Select each line where the word "الخضر" appears.

════

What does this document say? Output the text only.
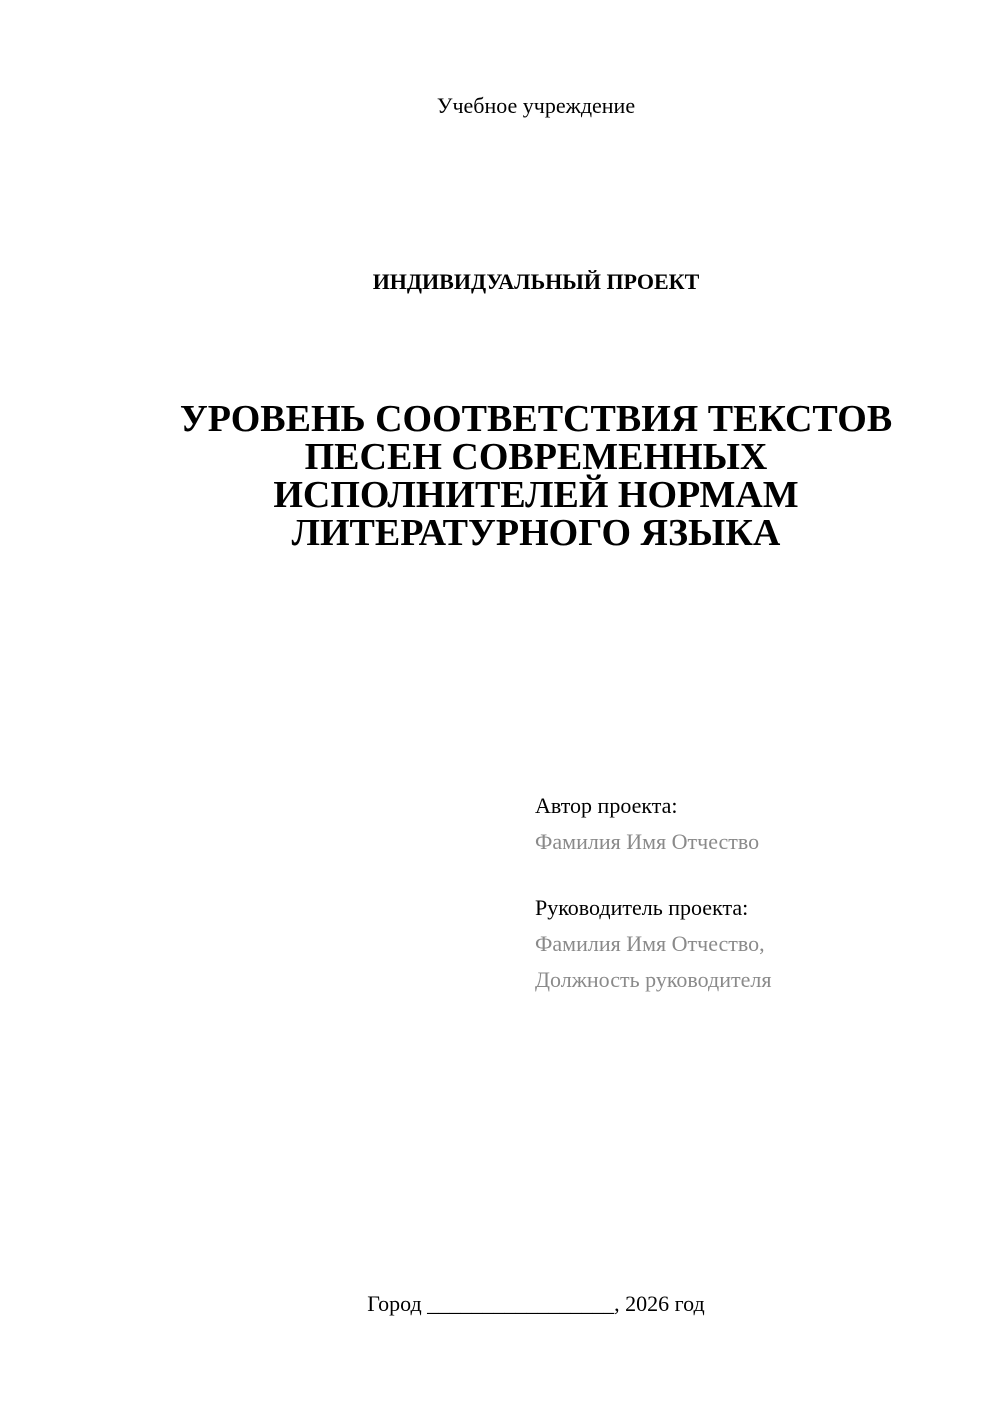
Учебное учреждение
ИНДИВИДУАЛЬНЫЙ ПРОЕКТ
УРОВЕНЬ СООТВЕТСТВИЯ ТЕКСТОВ
ПЕСЕН СОВРЕМЕННЫХ
ИСПОЛНИТЕЛЕЙ НОРМАМ
ЛИТЕРАТУРНОГО ЯЗЫКА
Автор проекта:
Фамилия Имя Отчество
Руководитель проекта:
Фамилия Имя Отчество,
Должность руководителя
Город _________________, 2026 год
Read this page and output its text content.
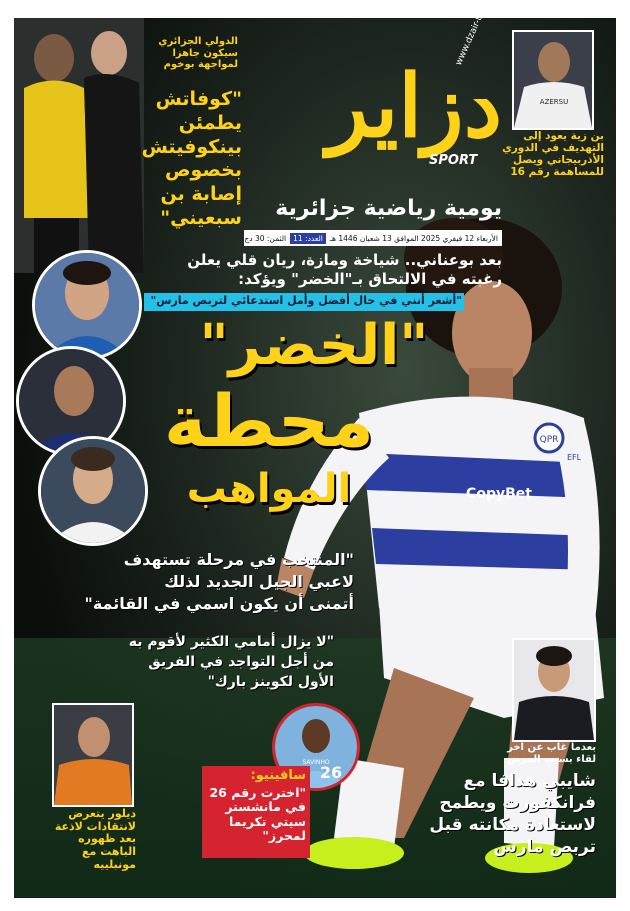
QPR
CopyBet
EFL
الدولي الجزائري سيكون جاهزا لمواجهة بوخوم
"كوفاتش يطمئن بينكوفيتش بخصوص إصابة بن سبعيني"
دزاير
SPORT
يومية رياضية جزائرية
الأربعاء 12 فيفري 2025 الموافق 13 شعبان 1446 هـ
العدد: 11
الثمن: 30 دج
AZERSU
بن زية يعود إلى التهديف في الدوري الأذربيجاني ويصل للمساهمة رقم 16
بعد بوعناني.. شياخة ومازة، ريان قلي يعلن
رغبته في الالتحاق بـ"الخضر" ويؤكد:
"أشعر أنني في حال أفضل وأمل استدعائي لتربص مارس"
"الخضر"
محطة
المواهب
"المنتخب في مرحلة تستهدف
لاعبي الجيل الجديد لذلك
أتمنى أن يكون اسمي في القائمة"
"لا يزال أمامي الكثير لأقوم به
من أجل التواجد في الفريق
الأول لكوينز بارك"
ديلور يتعرض لانتقادات لاذعة بعد ظهوره الباهت مع مونبلييه
26
SAVINHO
سافينيو:
"اخترت رقم 26 في مانشستر سيتي تكريما لمحرز"
بعدما غاب عن آخر لقاء بسبب المرض
شايبي هدافا مع فرانكفورت ويطمح لاستعادة مكانته قبل تربص مارس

════

## Result of this task
رغبته في الالتحاق بـ"الخضر" ويؤكد:
"الخضر"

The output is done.